◆ **Instructions for the task**:
Reproduce all of the data below without alteration; exclude every picture.

◆ **Information given**:
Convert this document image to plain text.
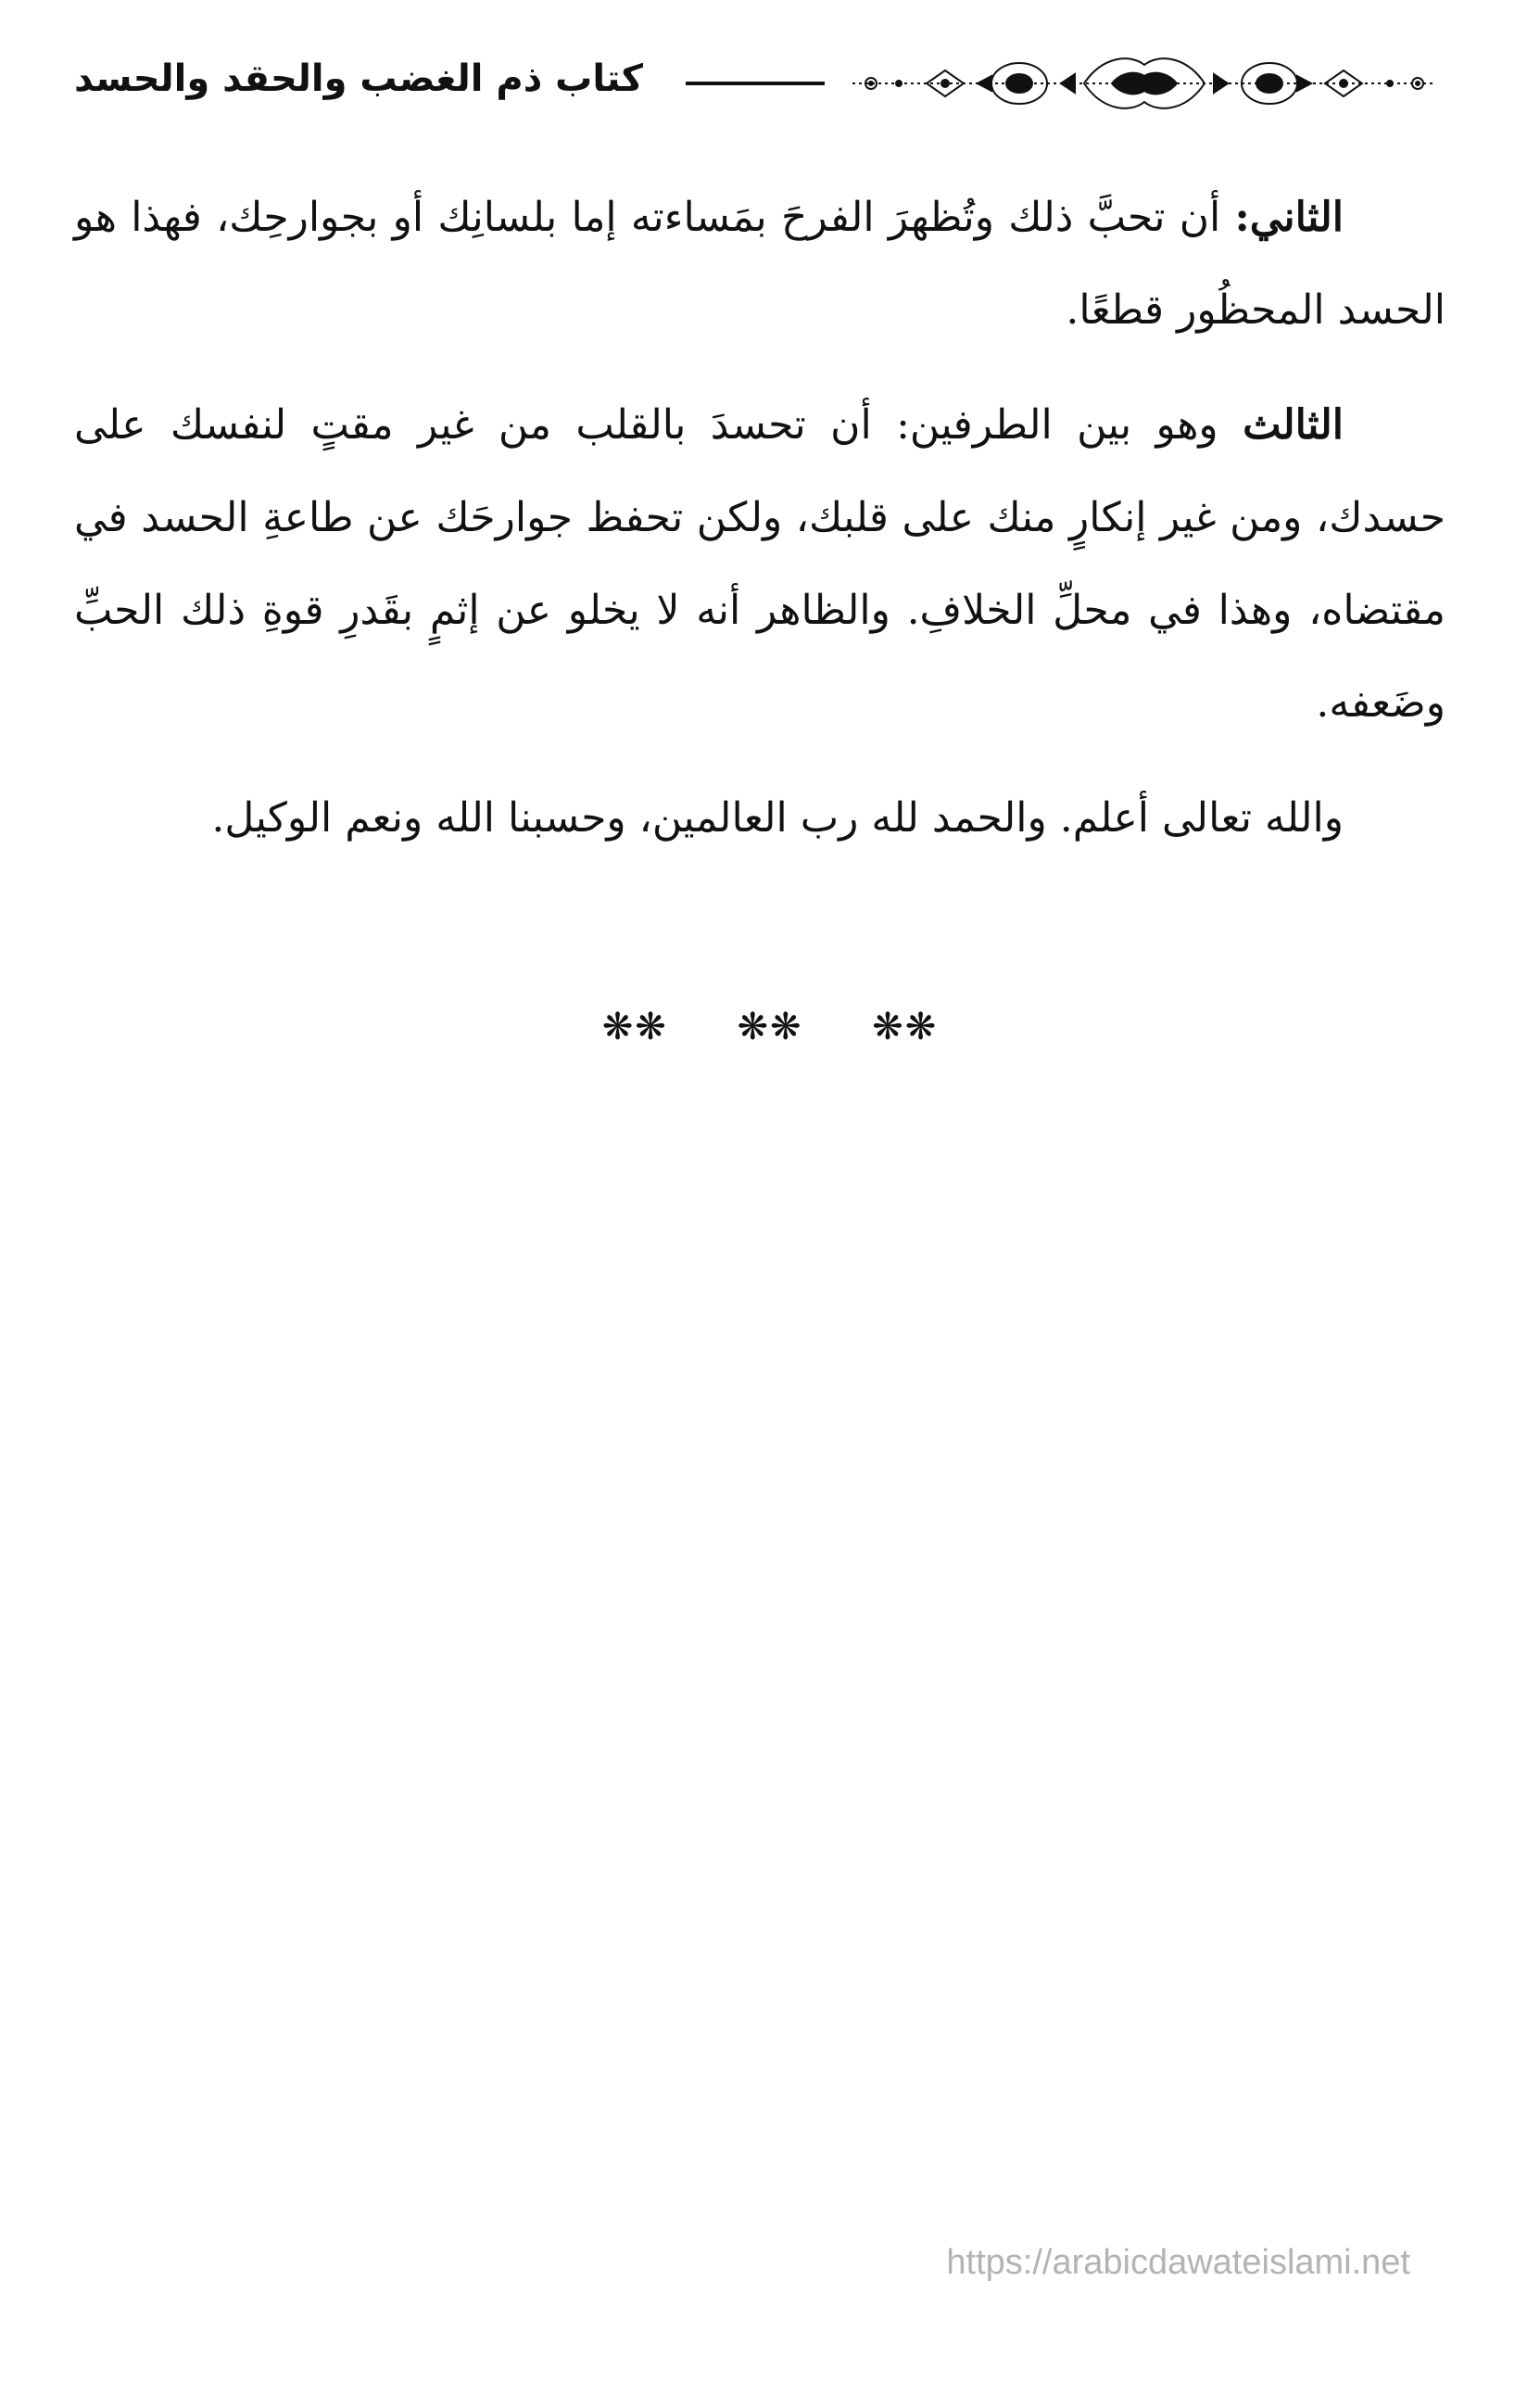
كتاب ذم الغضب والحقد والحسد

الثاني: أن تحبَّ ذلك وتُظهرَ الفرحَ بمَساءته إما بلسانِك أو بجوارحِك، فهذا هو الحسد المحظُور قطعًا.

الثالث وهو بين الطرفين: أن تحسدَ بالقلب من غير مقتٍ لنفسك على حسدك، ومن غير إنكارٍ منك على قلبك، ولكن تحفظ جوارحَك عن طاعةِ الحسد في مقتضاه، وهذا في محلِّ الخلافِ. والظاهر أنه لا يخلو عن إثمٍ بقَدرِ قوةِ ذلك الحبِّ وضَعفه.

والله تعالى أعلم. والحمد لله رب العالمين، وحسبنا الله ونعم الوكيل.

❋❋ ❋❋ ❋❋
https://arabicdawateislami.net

◆ **Finished task**:
Convert this document image to plain text.
كتاب ذم الغضب والحقد والحسد

الثاني: أن تحبَّ ذلك وتُظهرَ الفرحَ بمَساءته إما بلسانِك أو بجوارحِك، فهذا هو الحسد المحظُور قطعًا.

الثالث وهو بين الطرفين: أن تحسدَ بالقلب من غير مقتٍ لنفسك على حسدك، ومن غير إنكارٍ منك على قلبك، ولكن تحفظ جوارحَك عن طاعةِ الحسد في مقتضاه، وهذا في محلِّ الخلافِ. والظاهر أنه لا يخلو عن إثمٍ بقَدرِ قوةِ ذلك الحبِّ وضَعفه.

والله تعالى أعلم. والحمد لله رب العالمين، وحسبنا الله ونعم الوكيل.

❋❋ ❋❋ ❋❋
https://arabicdawateislami.net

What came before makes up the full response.